### GIVEN RECORDS
::::
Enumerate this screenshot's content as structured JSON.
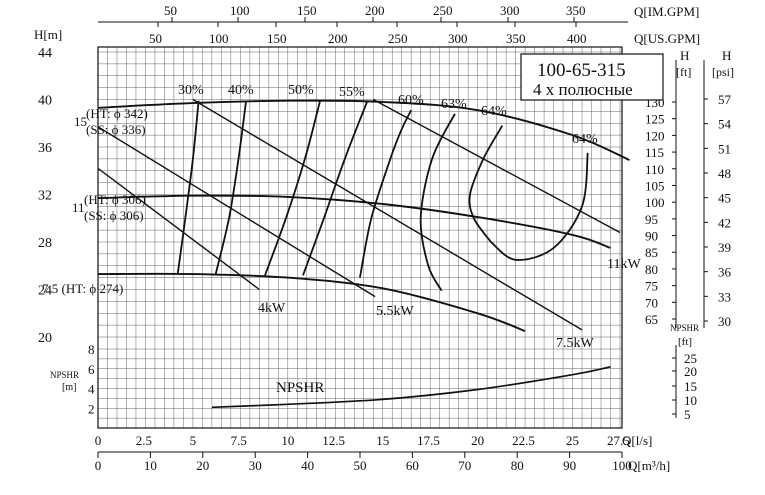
{
  "chart_data": {
    "type": "line",
    "title": "100-65-315",
    "subtitle": "4 x полюсные",
    "axes": {
      "y_left_head": {
        "label": "H[m]",
        "min": 20,
        "max": 44,
        "ticks": [
          20,
          24,
          28,
          32,
          36,
          40,
          44
        ]
      },
      "y_right_ft": {
        "label_top": "H",
        "label_unit": "[ft]",
        "min": 65,
        "max": 130,
        "ticks": [
          65,
          70,
          75,
          80,
          85,
          90,
          95,
          100,
          105,
          110,
          115,
          120,
          125,
          130
        ]
      },
      "y_right_psi": {
        "label_top": "H",
        "label_unit": "[psi]",
        "ticks": [
          30,
          33,
          36,
          39,
          42,
          45,
          48,
          51,
          54,
          57
        ]
      },
      "y_left_npshr": {
        "label": "NPSHR",
        "unit": "[m]",
        "ticks": [
          2,
          4,
          6,
          8
        ]
      },
      "y_right_npshr": {
        "label": "NPSHR",
        "unit": "[ft]",
        "ticks": [
          5,
          10,
          15,
          20,
          25
        ]
      },
      "x_ls": {
        "label": "Q[l/s]",
        "ticks": [
          "0",
          "2.5",
          "5",
          "7.5",
          "10",
          "12.5",
          "15",
          "17.5",
          "20",
          "22.5",
          "25",
          "27.5"
        ]
      },
      "x_m3h": {
        "label": "Q[m³/h]",
        "ticks": [
          "0",
          "10",
          "20",
          "30",
          "40",
          "50",
          "60",
          "70",
          "80",
          "90",
          "100"
        ]
      },
      "x_impgpm": {
        "label": "Q[IM.GPM]",
        "ticks": [
          "50",
          "100",
          "150",
          "200",
          "250",
          "300",
          "350"
        ]
      },
      "x_usgpm": {
        "label": "Q[US.GPM]",
        "ticks": [
          "50",
          "100",
          "150",
          "200",
          "250",
          "300",
          "350",
          "400"
        ]
      },
      "grid": true
    },
    "head_curves": [
      {
        "name": "15 (HT: ϕ 342)\n(SS: ϕ 336)",
        "label_lines": [
          "15",
          "(HT: ϕ 342)",
          "(SS: ϕ 336)"
        ],
        "x": [
          0,
          5,
          10,
          15,
          20,
          25,
          28
        ],
        "y": [
          39.3,
          39.7,
          39.9,
          39.8,
          39.1,
          37.0,
          34.9
        ]
      },
      {
        "name": "11 (HT: ϕ 306)\n(SS: ϕ 306)",
        "label_lines": [
          "11",
          "(HT: ϕ 306)",
          "(SS: ϕ 306)"
        ],
        "x": [
          0,
          5,
          10,
          15,
          20,
          25,
          27
        ],
        "y": [
          31.7,
          31.9,
          31.8,
          31.2,
          30.1,
          28.6,
          27.5
        ]
      },
      {
        "name": "7.5 (HT: ϕ 274)",
        "label_lines": [
          "7.5 (HT: ϕ 274)"
        ],
        "x": [
          0,
          5,
          10,
          15,
          20,
          22.5
        ],
        "y": [
          25.3,
          25.3,
          25.0,
          24.1,
          22.0,
          20.5
        ]
      }
    ],
    "power_lines": [
      {
        "name": "4kW",
        "x": [
          0,
          8.5
        ],
        "y": [
          34.2,
          24.0
        ]
      },
      {
        "name": "5.5kW",
        "x": [
          0,
          14.6
        ],
        "y": [
          37.7,
          23.4
        ]
      },
      {
        "name": "7.5kW",
        "x": [
          5,
          25.5
        ],
        "y": [
          40.0,
          20.6
        ]
      },
      {
        "name": "11kW",
        "x": [
          14.5,
          27.5
        ],
        "y": [
          40.0,
          28.8
        ]
      }
    ],
    "efficiency_curves": [
      {
        "name": "30%",
        "x": [
          4.2,
          4.6,
          5.0,
          5.3
        ],
        "y": [
          25.3,
          30.0,
          35.0,
          39.9
        ]
      },
      {
        "name": "40%",
        "x": [
          6.2,
          6.9,
          7.4,
          7.8
        ],
        "y": [
          25.3,
          30.0,
          35.0,
          39.9
        ]
      },
      {
        "name": "50%",
        "x": [
          8.8,
          9.9,
          10.9,
          11.7
        ],
        "y": [
          25.2,
          30.0,
          35.0,
          39.9
        ]
      },
      {
        "name": "55%",
        "x": [
          10.8,
          11.9,
          13.0,
          14.2
        ],
        "y": [
          25.2,
          30.0,
          35.0,
          39.9
        ]
      },
      {
        "name": "60%",
        "x": [
          13.8,
          14.4,
          15.4,
          16.0,
          16.5
        ],
        "y": [
          25.0,
          30.0,
          35.0,
          37.5,
          39.1
        ]
      },
      {
        "name": "63%",
        "x": [
          18.1,
          17.4,
          17.0,
          17.6,
          18.8
        ],
        "y": [
          23.9,
          26.0,
          30.0,
          35.0,
          38.8
        ]
      },
      {
        "name": "64%",
        "x": [
          20.7,
          19.8,
          19.6,
          20.3,
          21.3
        ],
        "y": [
          28.0,
          30.0,
          32.0,
          35.0,
          37.8
        ]
      },
      {
        "name": "64%",
        "x": [
          20.7,
          22.0,
          24.0,
          25.5,
          25.8
        ],
        "y": [
          28.0,
          26.5,
          27.5,
          31.0,
          35.5
        ]
      }
    ],
    "npshr_curve": {
      "name": "NPSHR",
      "x": [
        6,
        10,
        15,
        20,
        25,
        27
      ],
      "y": [
        2.1,
        2.4,
        2.9,
        3.9,
        5.4,
        6.2
      ]
    },
    "ranges": {
      "q_ls": [
        0,
        27.5
      ],
      "h_m": [
        20,
        44
      ],
      "npshr_m": [
        0,
        8
      ]
    }
  }
}
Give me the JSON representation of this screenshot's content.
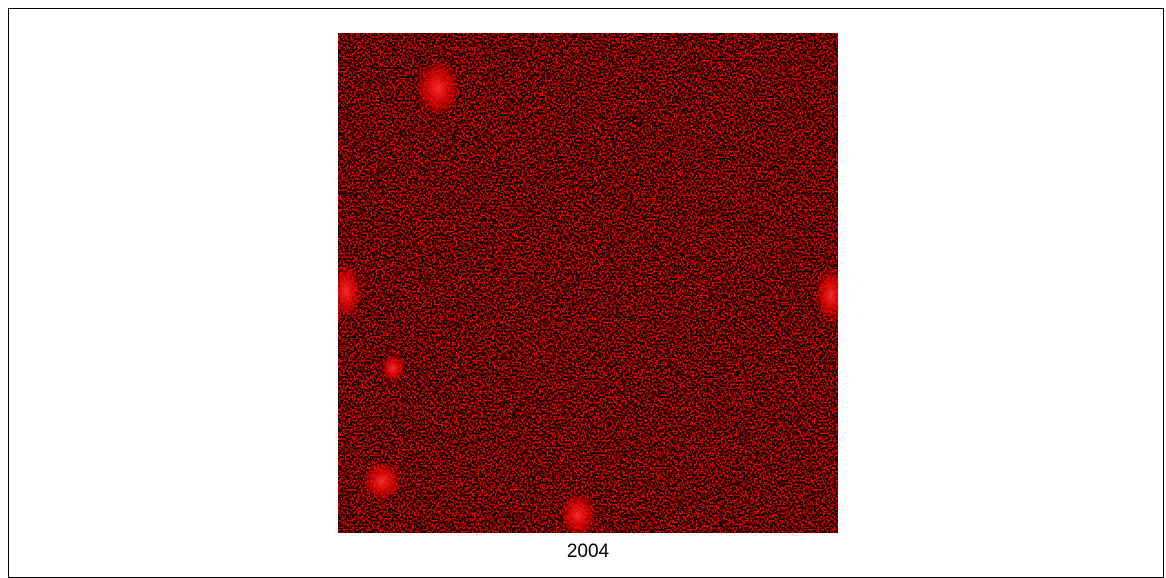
{
  "caption": "2004"
}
::::
### REQUIRED TASK
Repeat exactly the lines above, from the line containing "Give me the" through the last line of the records, inclusive; omit any pictures.

### THE REPLY
Give me the JSON representation of this screenshot's content.
{
  "caption": "2004"
}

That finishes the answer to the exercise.